━━━━━ EXERCISE INPUT
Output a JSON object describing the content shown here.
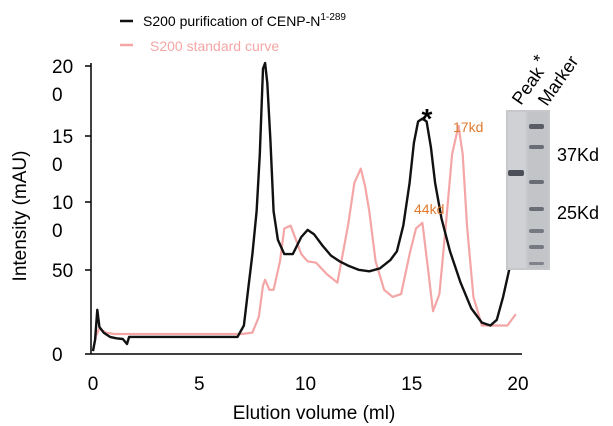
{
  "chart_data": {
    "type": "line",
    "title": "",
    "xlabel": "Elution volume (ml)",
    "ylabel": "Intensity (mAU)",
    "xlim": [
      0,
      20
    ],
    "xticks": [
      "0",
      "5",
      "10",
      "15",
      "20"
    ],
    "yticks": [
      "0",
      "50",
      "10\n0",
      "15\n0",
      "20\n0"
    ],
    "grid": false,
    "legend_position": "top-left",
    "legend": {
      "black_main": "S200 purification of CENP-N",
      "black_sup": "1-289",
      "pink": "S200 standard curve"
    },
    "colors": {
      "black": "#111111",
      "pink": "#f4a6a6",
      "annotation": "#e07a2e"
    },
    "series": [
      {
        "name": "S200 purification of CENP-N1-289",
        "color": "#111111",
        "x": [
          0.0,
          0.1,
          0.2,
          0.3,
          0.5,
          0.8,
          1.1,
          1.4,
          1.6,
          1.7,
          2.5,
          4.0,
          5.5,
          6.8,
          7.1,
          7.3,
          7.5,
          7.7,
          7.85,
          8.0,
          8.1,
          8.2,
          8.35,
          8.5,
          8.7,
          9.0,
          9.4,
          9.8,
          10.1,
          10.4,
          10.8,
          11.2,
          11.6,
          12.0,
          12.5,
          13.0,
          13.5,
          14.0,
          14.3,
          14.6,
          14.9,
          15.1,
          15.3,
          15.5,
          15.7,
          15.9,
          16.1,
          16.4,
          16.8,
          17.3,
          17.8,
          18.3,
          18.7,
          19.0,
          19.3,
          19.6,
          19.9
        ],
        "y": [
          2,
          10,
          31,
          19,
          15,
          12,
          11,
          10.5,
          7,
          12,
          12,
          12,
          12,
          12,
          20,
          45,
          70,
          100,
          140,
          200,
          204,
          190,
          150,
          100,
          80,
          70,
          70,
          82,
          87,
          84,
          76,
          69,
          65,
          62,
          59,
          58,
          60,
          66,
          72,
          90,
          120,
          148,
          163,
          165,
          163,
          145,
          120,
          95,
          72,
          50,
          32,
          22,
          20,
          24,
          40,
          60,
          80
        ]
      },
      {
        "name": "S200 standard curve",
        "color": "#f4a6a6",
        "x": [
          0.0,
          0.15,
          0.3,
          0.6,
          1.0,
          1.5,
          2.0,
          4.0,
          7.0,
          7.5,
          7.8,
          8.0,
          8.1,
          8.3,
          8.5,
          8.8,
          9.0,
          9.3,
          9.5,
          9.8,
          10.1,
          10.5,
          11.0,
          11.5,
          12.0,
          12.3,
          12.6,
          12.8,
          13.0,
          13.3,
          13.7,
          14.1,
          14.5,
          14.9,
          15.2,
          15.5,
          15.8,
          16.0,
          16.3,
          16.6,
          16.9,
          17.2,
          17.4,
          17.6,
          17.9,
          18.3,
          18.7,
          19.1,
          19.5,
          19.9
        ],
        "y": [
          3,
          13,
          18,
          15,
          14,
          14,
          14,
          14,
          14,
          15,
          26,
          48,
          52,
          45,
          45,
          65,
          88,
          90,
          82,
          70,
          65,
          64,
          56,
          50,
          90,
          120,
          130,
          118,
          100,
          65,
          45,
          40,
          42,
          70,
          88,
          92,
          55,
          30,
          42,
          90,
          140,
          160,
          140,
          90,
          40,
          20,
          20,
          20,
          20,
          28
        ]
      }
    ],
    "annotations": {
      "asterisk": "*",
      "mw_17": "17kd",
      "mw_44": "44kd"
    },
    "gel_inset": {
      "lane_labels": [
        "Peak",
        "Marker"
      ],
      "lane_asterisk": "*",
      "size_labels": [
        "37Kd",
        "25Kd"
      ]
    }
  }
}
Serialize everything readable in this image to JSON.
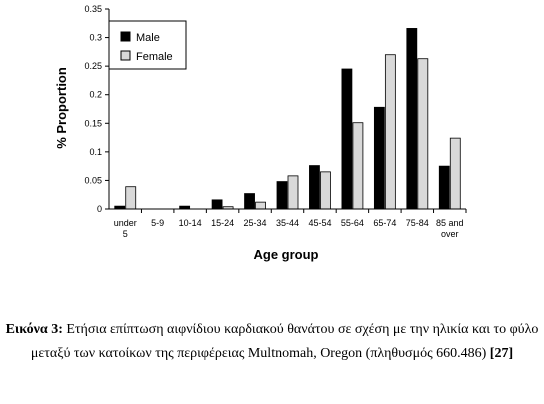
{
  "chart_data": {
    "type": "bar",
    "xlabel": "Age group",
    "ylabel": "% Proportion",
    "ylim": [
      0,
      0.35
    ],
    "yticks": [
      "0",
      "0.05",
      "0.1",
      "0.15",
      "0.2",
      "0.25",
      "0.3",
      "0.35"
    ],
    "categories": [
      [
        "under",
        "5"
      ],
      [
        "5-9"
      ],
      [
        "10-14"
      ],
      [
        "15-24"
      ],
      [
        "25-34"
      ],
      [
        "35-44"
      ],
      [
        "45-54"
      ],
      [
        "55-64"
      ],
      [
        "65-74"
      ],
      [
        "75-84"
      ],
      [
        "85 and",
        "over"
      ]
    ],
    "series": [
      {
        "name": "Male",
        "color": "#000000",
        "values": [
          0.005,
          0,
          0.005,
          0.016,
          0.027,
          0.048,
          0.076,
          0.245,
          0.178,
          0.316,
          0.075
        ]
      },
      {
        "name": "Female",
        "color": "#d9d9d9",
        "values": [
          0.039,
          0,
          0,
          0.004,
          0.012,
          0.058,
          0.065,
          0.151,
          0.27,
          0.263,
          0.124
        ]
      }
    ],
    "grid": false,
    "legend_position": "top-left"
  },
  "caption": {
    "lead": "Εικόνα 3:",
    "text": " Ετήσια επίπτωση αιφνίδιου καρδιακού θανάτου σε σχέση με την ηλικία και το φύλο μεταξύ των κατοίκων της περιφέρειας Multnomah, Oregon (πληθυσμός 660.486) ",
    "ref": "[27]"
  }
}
━━━━━━━━━━
━━━━━ EXERCISE INPUT
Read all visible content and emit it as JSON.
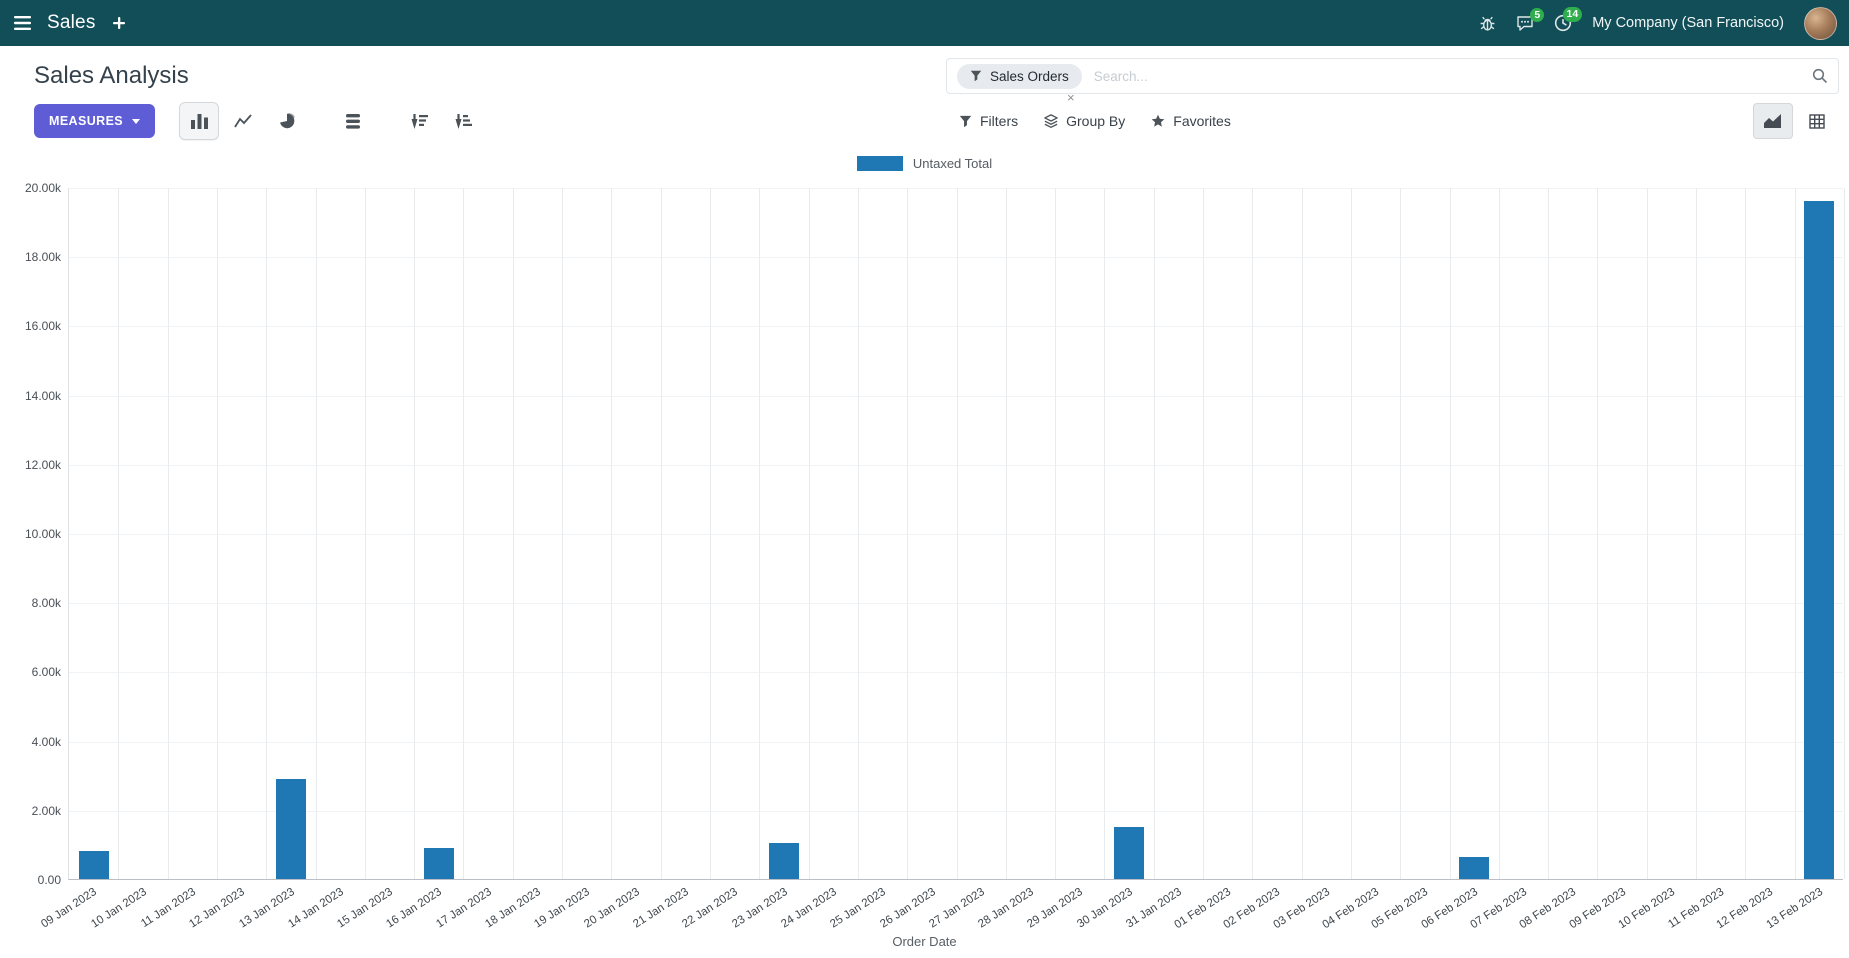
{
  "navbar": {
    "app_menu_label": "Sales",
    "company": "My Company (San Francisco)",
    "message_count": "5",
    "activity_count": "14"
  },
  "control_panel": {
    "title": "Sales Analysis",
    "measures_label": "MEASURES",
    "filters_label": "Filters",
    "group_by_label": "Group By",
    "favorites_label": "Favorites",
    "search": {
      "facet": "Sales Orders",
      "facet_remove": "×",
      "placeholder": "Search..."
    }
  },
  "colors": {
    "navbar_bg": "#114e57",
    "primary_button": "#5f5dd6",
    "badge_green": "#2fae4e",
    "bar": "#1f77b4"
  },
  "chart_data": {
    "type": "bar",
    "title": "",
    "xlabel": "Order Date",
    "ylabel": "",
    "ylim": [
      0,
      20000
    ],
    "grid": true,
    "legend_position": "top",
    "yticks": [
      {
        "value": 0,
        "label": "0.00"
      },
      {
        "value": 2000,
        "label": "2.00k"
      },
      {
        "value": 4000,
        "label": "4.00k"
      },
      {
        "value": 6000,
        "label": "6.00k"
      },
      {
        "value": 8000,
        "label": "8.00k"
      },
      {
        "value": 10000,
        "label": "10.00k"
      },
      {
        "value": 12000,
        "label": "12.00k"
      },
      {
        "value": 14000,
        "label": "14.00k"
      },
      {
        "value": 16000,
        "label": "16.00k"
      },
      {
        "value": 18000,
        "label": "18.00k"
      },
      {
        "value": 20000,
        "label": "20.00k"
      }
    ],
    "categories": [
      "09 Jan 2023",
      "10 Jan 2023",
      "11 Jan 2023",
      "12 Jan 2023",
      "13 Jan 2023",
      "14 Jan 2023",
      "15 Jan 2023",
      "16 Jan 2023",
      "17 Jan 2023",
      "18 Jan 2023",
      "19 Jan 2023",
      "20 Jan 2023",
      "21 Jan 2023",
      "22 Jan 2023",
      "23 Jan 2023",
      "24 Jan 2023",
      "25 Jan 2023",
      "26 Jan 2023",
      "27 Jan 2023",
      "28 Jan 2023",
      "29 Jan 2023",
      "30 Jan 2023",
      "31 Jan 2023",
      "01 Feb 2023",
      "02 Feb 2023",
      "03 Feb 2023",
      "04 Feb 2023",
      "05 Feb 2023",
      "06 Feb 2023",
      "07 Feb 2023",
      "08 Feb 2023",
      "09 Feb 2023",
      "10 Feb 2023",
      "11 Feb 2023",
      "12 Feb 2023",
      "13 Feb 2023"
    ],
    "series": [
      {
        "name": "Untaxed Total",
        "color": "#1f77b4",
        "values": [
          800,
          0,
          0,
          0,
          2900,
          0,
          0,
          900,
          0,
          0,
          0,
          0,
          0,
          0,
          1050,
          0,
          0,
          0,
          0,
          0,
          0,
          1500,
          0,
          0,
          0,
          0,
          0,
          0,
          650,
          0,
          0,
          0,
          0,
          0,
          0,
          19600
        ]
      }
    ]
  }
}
━━━━━━━━━━
━━━━━ EXERCISE INPUT
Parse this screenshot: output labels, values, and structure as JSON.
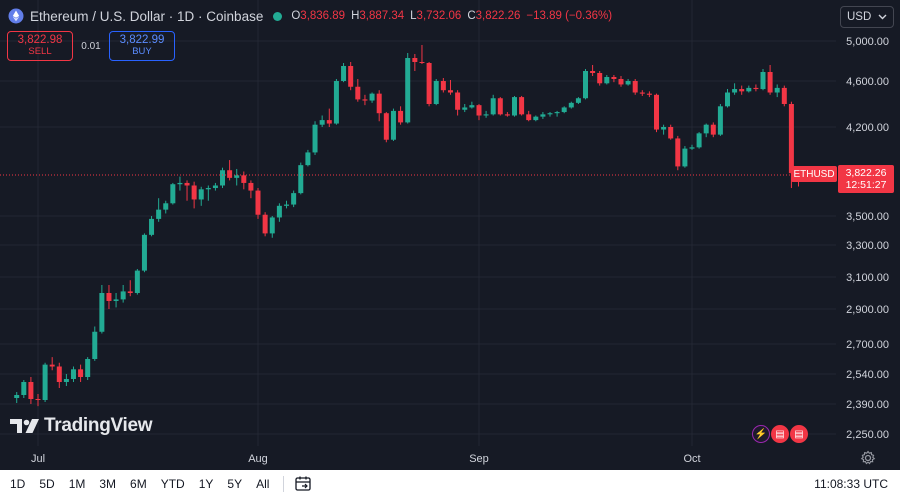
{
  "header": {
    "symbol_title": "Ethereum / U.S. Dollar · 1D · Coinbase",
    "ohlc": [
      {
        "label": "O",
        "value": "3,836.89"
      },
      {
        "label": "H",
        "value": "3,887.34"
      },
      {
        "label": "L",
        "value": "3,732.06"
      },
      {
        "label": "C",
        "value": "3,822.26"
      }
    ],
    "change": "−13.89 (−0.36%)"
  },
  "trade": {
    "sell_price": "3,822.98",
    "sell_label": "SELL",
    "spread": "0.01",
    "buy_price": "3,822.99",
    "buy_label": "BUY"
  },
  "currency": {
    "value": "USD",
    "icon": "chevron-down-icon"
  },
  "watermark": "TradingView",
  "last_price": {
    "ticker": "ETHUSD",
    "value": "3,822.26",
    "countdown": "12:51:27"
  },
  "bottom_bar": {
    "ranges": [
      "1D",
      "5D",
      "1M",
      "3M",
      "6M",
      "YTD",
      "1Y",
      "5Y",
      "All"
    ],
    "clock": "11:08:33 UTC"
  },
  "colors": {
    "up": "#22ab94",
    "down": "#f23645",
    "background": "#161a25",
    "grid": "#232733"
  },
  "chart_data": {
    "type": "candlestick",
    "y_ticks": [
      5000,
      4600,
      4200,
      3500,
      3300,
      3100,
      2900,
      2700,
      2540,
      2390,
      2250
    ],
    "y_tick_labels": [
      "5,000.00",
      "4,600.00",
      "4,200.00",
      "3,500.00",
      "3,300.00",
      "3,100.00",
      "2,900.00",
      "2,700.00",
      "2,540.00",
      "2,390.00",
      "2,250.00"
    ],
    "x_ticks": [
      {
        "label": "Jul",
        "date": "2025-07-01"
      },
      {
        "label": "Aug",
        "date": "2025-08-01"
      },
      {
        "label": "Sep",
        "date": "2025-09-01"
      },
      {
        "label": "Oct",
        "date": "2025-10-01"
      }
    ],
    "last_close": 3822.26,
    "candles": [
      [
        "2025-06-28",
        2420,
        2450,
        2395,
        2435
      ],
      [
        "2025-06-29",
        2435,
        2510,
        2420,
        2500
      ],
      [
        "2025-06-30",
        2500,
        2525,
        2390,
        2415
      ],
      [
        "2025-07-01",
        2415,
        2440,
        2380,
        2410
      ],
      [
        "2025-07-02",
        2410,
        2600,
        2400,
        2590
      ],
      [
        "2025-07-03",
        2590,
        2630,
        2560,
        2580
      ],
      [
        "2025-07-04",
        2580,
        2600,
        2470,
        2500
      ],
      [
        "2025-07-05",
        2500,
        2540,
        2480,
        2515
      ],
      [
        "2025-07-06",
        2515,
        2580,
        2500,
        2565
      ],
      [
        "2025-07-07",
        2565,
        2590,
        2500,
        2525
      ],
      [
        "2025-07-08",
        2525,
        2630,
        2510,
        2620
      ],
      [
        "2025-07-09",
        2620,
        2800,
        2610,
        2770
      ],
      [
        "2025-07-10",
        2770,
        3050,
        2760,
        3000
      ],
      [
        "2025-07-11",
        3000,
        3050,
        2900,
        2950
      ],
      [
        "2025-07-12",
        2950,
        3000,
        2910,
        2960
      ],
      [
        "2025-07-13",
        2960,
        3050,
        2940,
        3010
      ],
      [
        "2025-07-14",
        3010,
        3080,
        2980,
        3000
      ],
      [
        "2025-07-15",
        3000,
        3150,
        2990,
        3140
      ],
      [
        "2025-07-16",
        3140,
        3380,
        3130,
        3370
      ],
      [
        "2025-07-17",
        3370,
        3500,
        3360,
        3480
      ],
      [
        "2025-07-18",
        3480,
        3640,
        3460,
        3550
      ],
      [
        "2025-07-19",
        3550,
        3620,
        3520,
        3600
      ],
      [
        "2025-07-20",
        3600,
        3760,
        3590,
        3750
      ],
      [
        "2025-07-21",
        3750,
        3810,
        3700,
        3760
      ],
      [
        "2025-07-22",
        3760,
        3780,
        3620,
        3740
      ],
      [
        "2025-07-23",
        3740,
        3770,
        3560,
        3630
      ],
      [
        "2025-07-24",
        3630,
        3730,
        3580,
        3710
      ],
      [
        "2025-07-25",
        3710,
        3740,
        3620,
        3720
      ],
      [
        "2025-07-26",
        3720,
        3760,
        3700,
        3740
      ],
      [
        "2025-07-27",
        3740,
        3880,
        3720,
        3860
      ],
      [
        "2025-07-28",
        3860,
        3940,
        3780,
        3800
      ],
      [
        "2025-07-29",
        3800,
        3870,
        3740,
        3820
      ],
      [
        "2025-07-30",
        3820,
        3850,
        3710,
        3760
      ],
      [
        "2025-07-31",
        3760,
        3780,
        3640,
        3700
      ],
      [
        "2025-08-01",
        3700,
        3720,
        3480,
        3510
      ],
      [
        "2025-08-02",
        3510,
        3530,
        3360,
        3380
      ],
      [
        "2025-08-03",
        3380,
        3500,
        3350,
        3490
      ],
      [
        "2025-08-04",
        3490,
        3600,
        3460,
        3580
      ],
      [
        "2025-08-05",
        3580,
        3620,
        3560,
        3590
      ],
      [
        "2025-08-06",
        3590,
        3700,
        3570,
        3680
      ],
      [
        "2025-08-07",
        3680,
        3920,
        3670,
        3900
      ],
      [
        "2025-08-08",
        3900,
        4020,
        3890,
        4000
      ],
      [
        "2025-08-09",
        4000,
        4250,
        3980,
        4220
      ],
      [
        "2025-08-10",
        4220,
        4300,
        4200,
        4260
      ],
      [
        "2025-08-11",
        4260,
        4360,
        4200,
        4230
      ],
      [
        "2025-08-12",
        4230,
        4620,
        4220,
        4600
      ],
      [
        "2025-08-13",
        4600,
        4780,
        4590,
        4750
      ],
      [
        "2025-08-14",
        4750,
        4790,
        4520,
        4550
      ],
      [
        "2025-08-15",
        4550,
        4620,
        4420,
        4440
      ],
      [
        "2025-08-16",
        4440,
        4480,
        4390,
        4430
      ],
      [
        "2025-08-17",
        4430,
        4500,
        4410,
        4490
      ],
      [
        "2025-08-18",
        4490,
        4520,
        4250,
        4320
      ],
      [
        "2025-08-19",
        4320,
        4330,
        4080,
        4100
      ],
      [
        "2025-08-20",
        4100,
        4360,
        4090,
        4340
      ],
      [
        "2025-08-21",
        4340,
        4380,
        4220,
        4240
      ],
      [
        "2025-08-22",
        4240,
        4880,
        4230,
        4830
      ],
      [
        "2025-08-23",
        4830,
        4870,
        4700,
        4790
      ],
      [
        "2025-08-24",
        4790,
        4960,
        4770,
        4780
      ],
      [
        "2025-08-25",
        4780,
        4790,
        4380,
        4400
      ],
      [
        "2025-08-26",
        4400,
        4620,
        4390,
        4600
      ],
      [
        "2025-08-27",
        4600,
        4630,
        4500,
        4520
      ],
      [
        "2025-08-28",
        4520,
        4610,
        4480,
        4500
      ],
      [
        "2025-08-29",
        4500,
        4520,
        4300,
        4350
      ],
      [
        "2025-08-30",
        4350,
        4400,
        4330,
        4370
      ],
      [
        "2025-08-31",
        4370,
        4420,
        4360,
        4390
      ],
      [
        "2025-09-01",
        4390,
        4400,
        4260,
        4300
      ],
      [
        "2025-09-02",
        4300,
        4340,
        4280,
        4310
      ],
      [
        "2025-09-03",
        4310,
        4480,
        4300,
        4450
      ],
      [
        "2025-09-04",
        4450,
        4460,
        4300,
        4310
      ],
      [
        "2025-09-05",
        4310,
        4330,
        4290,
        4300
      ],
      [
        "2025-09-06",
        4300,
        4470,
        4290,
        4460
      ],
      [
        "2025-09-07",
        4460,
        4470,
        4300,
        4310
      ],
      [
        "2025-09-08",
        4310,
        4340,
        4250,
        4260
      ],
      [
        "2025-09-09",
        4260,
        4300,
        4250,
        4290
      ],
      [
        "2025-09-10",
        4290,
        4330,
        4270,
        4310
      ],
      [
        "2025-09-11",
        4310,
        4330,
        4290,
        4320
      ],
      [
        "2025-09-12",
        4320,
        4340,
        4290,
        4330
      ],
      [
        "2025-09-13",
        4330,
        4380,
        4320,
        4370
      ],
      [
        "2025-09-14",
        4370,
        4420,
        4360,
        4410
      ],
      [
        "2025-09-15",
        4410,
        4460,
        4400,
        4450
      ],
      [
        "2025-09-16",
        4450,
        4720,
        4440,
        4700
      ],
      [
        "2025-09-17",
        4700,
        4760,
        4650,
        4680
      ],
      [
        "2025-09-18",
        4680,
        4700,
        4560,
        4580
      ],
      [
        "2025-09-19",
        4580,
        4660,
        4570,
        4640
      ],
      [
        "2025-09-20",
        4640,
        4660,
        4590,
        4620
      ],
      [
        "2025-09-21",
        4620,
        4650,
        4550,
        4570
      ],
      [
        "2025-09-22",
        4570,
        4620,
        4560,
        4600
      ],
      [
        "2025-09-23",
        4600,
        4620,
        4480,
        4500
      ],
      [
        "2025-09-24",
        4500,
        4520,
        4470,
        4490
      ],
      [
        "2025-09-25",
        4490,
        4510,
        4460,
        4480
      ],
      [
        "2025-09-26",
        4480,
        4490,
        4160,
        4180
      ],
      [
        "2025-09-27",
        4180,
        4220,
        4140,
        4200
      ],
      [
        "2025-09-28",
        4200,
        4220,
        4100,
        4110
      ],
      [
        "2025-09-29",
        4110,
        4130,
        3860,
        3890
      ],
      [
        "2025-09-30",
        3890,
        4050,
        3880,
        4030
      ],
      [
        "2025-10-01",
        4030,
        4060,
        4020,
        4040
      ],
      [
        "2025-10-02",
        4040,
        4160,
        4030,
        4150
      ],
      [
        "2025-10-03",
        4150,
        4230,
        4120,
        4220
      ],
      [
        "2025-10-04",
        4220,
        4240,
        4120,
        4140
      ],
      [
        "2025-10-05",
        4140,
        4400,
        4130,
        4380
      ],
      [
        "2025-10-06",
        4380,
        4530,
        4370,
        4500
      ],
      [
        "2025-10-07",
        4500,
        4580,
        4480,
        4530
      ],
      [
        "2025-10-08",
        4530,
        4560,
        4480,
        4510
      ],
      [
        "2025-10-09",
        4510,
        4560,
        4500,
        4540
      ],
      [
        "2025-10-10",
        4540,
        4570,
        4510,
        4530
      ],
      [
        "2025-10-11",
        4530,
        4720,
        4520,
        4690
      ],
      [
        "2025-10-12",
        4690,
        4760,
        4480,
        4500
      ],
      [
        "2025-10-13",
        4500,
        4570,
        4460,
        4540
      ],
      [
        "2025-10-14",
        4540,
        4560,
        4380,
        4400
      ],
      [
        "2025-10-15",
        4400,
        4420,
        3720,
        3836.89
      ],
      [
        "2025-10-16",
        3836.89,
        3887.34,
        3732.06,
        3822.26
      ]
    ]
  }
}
━━━━━━━━━━
**WHAT TO WORK ON:** Among the records above, how many lines carry the string "ylabel"? Reply with the number alone.

**CORRECT RESULT:** 3